● PROBLEM
Transcribe all the records with complete accuracy.
-- start of EXTRACTED INFORMATION --
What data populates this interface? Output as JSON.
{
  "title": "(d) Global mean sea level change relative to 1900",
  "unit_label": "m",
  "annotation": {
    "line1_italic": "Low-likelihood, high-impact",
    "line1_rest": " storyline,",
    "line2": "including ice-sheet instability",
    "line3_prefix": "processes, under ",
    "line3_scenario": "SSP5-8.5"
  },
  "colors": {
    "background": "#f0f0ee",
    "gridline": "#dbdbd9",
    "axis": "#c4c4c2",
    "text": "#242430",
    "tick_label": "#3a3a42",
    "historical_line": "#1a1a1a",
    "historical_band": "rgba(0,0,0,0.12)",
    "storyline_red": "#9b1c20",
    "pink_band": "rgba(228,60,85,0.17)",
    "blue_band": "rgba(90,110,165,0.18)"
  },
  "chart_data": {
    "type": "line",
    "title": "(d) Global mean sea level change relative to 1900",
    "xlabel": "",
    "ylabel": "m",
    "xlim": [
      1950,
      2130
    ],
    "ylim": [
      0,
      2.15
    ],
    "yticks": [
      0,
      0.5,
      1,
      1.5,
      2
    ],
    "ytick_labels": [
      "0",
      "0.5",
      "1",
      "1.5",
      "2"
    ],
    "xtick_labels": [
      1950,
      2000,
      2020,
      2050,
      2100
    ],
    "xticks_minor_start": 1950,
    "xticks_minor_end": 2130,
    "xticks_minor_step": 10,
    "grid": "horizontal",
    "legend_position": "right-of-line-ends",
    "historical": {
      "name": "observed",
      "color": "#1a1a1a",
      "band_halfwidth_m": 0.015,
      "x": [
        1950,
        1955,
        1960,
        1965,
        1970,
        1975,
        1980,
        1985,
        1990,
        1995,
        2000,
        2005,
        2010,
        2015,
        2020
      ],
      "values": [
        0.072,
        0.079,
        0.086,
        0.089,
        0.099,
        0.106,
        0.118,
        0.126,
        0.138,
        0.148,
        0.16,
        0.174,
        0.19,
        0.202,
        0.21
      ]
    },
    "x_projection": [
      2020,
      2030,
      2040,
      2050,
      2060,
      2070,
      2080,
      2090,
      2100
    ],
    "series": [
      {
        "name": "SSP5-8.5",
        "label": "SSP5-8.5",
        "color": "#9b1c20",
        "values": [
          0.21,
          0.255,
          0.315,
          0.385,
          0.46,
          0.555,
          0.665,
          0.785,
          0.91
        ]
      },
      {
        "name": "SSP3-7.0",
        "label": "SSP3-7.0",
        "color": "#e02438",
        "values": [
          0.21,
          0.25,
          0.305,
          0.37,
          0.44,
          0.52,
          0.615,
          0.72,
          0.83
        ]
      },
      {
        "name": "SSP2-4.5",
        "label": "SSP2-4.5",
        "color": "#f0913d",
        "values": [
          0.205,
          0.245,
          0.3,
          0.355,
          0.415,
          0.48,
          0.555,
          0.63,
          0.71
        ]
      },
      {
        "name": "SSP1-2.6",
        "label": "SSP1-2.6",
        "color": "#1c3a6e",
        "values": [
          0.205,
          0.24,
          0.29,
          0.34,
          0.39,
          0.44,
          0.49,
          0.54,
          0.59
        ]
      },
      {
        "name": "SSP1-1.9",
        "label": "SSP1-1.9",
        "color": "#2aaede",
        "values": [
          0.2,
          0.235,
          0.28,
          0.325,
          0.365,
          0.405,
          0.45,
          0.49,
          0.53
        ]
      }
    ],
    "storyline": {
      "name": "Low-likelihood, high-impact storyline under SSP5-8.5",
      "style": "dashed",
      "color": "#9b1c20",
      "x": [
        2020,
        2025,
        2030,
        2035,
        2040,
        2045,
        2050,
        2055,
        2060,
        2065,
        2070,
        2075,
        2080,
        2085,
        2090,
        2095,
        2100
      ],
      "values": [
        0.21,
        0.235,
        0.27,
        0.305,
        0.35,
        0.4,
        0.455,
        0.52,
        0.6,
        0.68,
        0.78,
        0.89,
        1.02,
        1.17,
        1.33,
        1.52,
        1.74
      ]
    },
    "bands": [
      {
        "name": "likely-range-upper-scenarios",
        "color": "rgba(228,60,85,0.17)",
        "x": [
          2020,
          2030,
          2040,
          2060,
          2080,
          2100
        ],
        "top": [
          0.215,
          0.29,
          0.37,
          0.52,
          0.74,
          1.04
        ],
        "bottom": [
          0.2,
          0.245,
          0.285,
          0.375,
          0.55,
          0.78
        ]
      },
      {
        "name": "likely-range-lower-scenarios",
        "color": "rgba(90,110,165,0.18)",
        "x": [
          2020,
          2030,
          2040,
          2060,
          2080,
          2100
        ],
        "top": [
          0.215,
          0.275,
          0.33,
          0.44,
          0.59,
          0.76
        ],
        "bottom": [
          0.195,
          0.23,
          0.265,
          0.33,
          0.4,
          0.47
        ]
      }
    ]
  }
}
-- end of EXTRACTED INFORMATION --
● FULL ANSWER
What data populates this interface? Output as JSON.
{
  "title": "(d) Global mean sea level change relative to 1900",
  "unit_label": "m",
  "annotation": {
    "line1_italic": "Low-likelihood, high-impact",
    "line1_rest": " storyline,",
    "line2": "including ice-sheet instability",
    "line3_prefix": "processes, under ",
    "line3_scenario": "SSP5-8.5"
  },
  "colors": {
    "background": "#f0f0ee",
    "gridline": "#dbdbd9",
    "axis": "#c4c4c2",
    "text": "#242430",
    "tick_label": "#3a3a42",
    "historical_line": "#1a1a1a",
    "historical_band": "rgba(0,0,0,0.12)",
    "storyline_red": "#9b1c20",
    "pink_band": "rgba(228,60,85,0.17)",
    "blue_band": "rgba(90,110,165,0.18)"
  },
  "chart_data": {
    "type": "line",
    "title": "(d) Global mean sea level change relative to 1900",
    "xlabel": "",
    "ylabel": "m",
    "xlim": [
      1950,
      2130
    ],
    "ylim": [
      0,
      2.15
    ],
    "yticks": [
      0,
      0.5,
      1,
      1.5,
      2
    ],
    "ytick_labels": [
      "0",
      "0.5",
      "1",
      "1.5",
      "2"
    ],
    "xtick_labels": [
      1950,
      2000,
      2020,
      2050,
      2100
    ],
    "xticks_minor_start": 1950,
    "xticks_minor_end": 2130,
    "xticks_minor_step": 10,
    "grid": "horizontal",
    "legend_position": "right-of-line-ends",
    "historical": {
      "name": "observed",
      "color": "#1a1a1a",
      "band_halfwidth_m": 0.015,
      "x": [
        1950,
        1955,
        1960,
        1965,
        1970,
        1975,
        1980,
        1985,
        1990,
        1995,
        2000,
        2005,
        2010,
        2015,
        2020
      ],
      "values": [
        0.072,
        0.079,
        0.086,
        0.089,
        0.099,
        0.106,
        0.118,
        0.126,
        0.138,
        0.148,
        0.16,
        0.174,
        0.19,
        0.202,
        0.21
      ]
    },
    "x_projection": [
      2020,
      2030,
      2040,
      2050,
      2060,
      2070,
      2080,
      2090,
      2100
    ],
    "series": [
      {
        "name": "SSP5-8.5",
        "label": "SSP5-8.5",
        "color": "#9b1c20",
        "values": [
          0.21,
          0.255,
          0.315,
          0.385,
          0.46,
          0.555,
          0.665,
          0.785,
          0.91
        ]
      },
      {
        "name": "SSP3-7.0",
        "label": "SSP3-7.0",
        "color": "#e02438",
        "values": [
          0.21,
          0.25,
          0.305,
          0.37,
          0.44,
          0.52,
          0.615,
          0.72,
          0.83
        ]
      },
      {
        "name": "SSP2-4.5",
        "label": "SSP2-4.5",
        "color": "#f0913d",
        "values": [
          0.205,
          0.245,
          0.3,
          0.355,
          0.415,
          0.48,
          0.555,
          0.63,
          0.71
        ]
      },
      {
        "name": "SSP1-2.6",
        "label": "SSP1-2.6",
        "color": "#1c3a6e",
        "values": [
          0.205,
          0.24,
          0.29,
          0.34,
          0.39,
          0.44,
          0.49,
          0.54,
          0.59
        ]
      },
      {
        "name": "SSP1-1.9",
        "label": "SSP1-1.9",
        "color": "#2aaede",
        "values": [
          0.2,
          0.235,
          0.28,
          0.325,
          0.365,
          0.405,
          0.45,
          0.49,
          0.53
        ]
      }
    ],
    "storyline": {
      "name": "Low-likelihood, high-impact storyline under SSP5-8.5",
      "style": "dashed",
      "color": "#9b1c20",
      "x": [
        2020,
        2025,
        2030,
        2035,
        2040,
        2045,
        2050,
        2055,
        2060,
        2065,
        2070,
        2075,
        2080,
        2085,
        2090,
        2095,
        2100
      ],
      "values": [
        0.21,
        0.235,
        0.27,
        0.305,
        0.35,
        0.4,
        0.455,
        0.52,
        0.6,
        0.68,
        0.78,
        0.89,
        1.02,
        1.17,
        1.33,
        1.52,
        1.74
      ]
    },
    "bands": [
      {
        "name": "likely-range-upper-scenarios",
        "color": "rgba(228,60,85,0.17)",
        "x": [
          2020,
          2030,
          2040,
          2060,
          2080,
          2100
        ],
        "top": [
          0.215,
          0.29,
          0.37,
          0.52,
          0.74,
          1.04
        ],
        "bottom": [
          0.2,
          0.245,
          0.285,
          0.375,
          0.55,
          0.78
        ]
      },
      {
        "name": "likely-range-lower-scenarios",
        "color": "rgba(90,110,165,0.18)",
        "x": [
          2020,
          2030,
          2040,
          2060,
          2080,
          2100
        ],
        "top": [
          0.215,
          0.275,
          0.33,
          0.44,
          0.59,
          0.76
        ],
        "bottom": [
          0.195,
          0.23,
          0.265,
          0.33,
          0.4,
          0.47
        ]
      }
    ]
  }
}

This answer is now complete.